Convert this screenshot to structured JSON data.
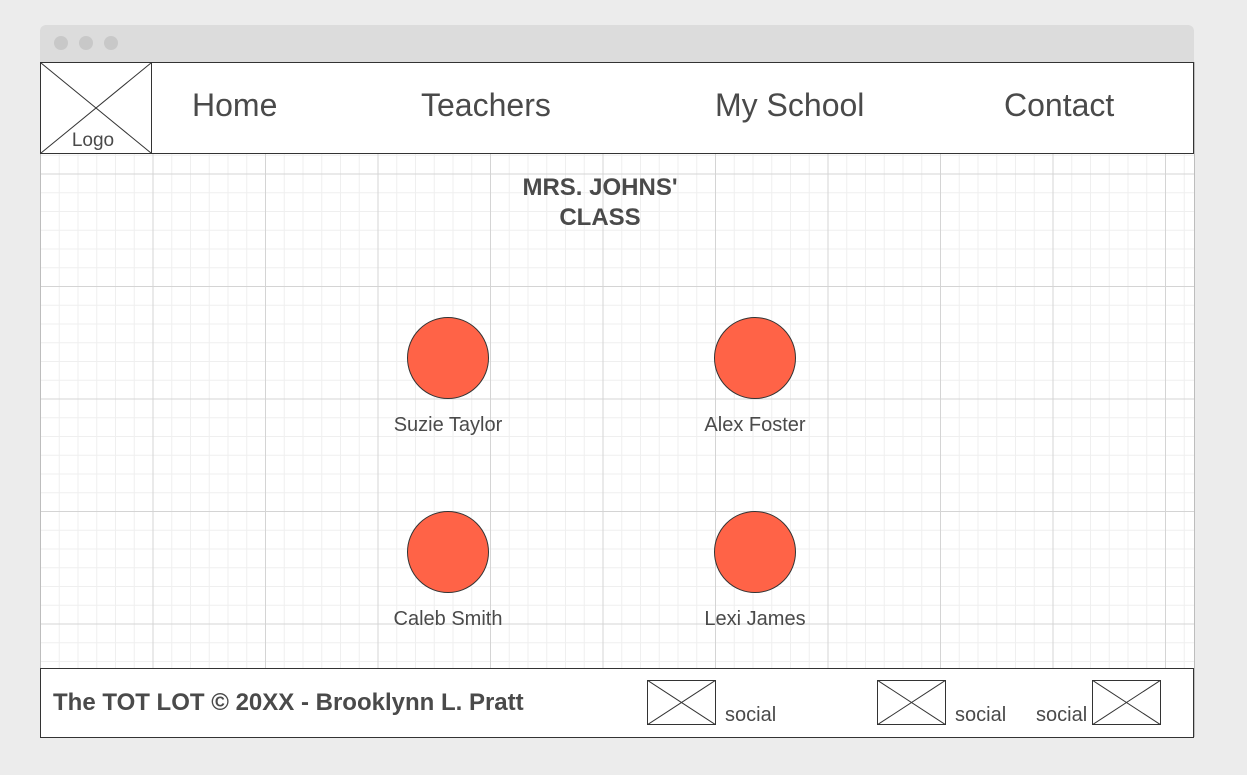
{
  "navbar": {
    "logo_label": "Logo",
    "items": [
      {
        "label": "Home"
      },
      {
        "label": "Teachers"
      },
      {
        "label": "My School"
      },
      {
        "label": "Contact"
      }
    ]
  },
  "main": {
    "title_line1": "MRS. JOHNS'",
    "title_line2": "CLASS",
    "students": [
      {
        "name": "Suzie Taylor"
      },
      {
        "name": "Alex Foster"
      },
      {
        "name": "Caleb Smith"
      },
      {
        "name": "Lexi James"
      }
    ],
    "avatar_color": "#ff6347"
  },
  "footer": {
    "copyright": "The TOT LOT © 20XX - Brooklynn L. Pratt",
    "socials": [
      {
        "label": "social"
      },
      {
        "label": "social"
      },
      {
        "label": "social"
      }
    ]
  }
}
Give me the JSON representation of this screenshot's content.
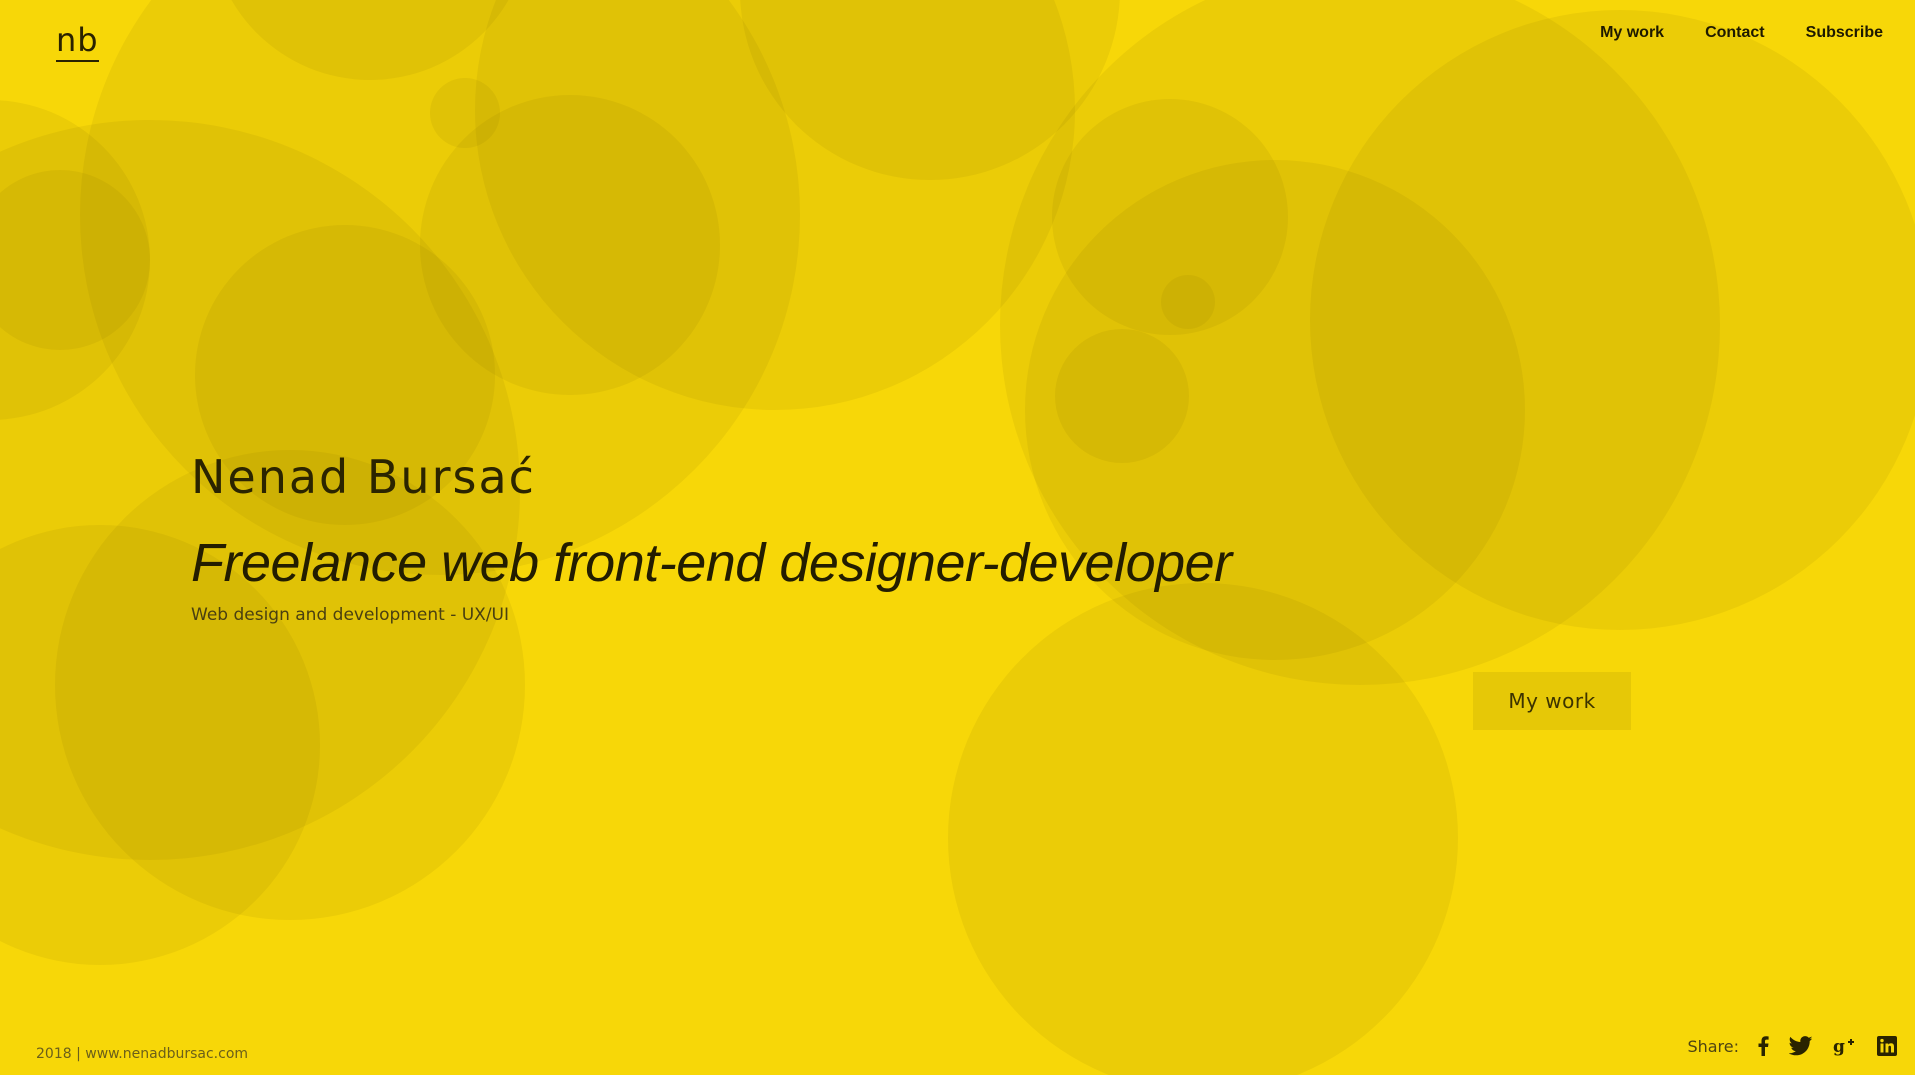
{
  "colors": {
    "background": "#f7d708",
    "bubble": "rgba(120,95,0,0.085)",
    "button_bg": "#e6c807",
    "text_dark": "#1f1a00"
  },
  "header": {
    "logo_text": "nb",
    "nav": [
      {
        "label": "My work"
      },
      {
        "label": "Contact"
      },
      {
        "label": "Subscribe"
      }
    ]
  },
  "hero": {
    "name": "Nenad Bursać",
    "tagline": "Freelance web front-end designer-developer",
    "subline": "Web design and development - UX/UI",
    "cta_label": "My work"
  },
  "footer": {
    "copyright": "2018 | www.nenadbursac.com",
    "share_label": "Share:",
    "share_icons": [
      "facebook-icon",
      "twitter-icon",
      "google-plus-icon",
      "linkedin-icon"
    ]
  }
}
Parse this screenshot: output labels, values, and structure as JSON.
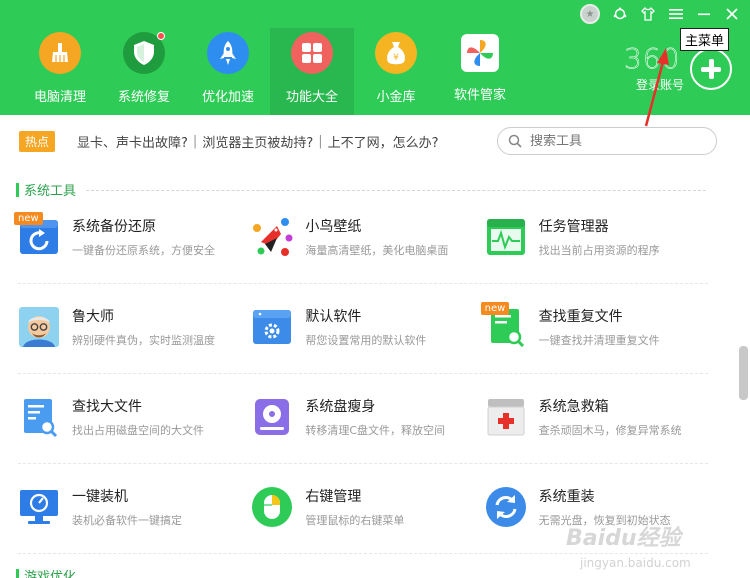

:: What the exercise asks ::
In the records above, find each line holding "JSON" and copy it.

:: Task output ::
Convert this screenshot to structured JSON data.
Give me the JSON representation of this screenshot's content.
Parse this screenshot: output labels, values, and structure as JSON.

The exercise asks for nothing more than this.